-- start Given information --
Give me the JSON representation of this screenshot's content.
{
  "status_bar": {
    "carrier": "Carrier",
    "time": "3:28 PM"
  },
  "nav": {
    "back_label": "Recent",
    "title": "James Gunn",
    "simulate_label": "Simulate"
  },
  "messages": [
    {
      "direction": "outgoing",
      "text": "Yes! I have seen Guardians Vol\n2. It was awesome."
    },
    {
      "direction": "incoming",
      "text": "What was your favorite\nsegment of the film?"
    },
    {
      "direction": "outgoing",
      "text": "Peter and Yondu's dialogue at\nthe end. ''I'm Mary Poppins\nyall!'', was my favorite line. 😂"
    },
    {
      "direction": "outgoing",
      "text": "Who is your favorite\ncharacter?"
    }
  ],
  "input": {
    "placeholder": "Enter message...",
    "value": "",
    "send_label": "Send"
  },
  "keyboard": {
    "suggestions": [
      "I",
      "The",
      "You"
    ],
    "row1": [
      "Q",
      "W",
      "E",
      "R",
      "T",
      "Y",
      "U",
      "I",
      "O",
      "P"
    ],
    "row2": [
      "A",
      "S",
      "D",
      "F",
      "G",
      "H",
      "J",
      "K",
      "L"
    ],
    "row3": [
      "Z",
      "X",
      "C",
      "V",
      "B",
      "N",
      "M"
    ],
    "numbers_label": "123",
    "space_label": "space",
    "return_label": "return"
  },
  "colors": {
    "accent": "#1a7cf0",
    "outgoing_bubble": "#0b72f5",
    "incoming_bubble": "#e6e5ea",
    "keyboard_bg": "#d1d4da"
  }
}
-- end Given information --
What the exercise asks: Every record above should be copied exactly.

Response below:
Give me the JSON representation of this screenshot's content.
{
  "status_bar": {
    "carrier": "Carrier",
    "time": "3:28 PM"
  },
  "nav": {
    "back_label": "Recent",
    "title": "James Gunn",
    "simulate_label": "Simulate"
  },
  "messages": [
    {
      "direction": "outgoing",
      "text": "Yes! I have seen Guardians Vol\n2. It was awesome."
    },
    {
      "direction": "incoming",
      "text": "What was your favorite\nsegment of the film?"
    },
    {
      "direction": "outgoing",
      "text": "Peter and Yondu's dialogue at\nthe end. ''I'm Mary Poppins\nyall!'', was my favorite line. 😂"
    },
    {
      "direction": "outgoing",
      "text": "Who is your favorite\ncharacter?"
    }
  ],
  "input": {
    "placeholder": "Enter message...",
    "value": "",
    "send_label": "Send"
  },
  "keyboard": {
    "suggestions": [
      "I",
      "The",
      "You"
    ],
    "row1": [
      "Q",
      "W",
      "E",
      "R",
      "T",
      "Y",
      "U",
      "I",
      "O",
      "P"
    ],
    "row2": [
      "A",
      "S",
      "D",
      "F",
      "G",
      "H",
      "J",
      "K",
      "L"
    ],
    "row3": [
      "Z",
      "X",
      "C",
      "V",
      "B",
      "N",
      "M"
    ],
    "numbers_label": "123",
    "space_label": "space",
    "return_label": "return"
  },
  "colors": {
    "accent": "#1a7cf0",
    "outgoing_bubble": "#0b72f5",
    "incoming_bubble": "#e6e5ea",
    "keyboard_bg": "#d1d4da"
  }
}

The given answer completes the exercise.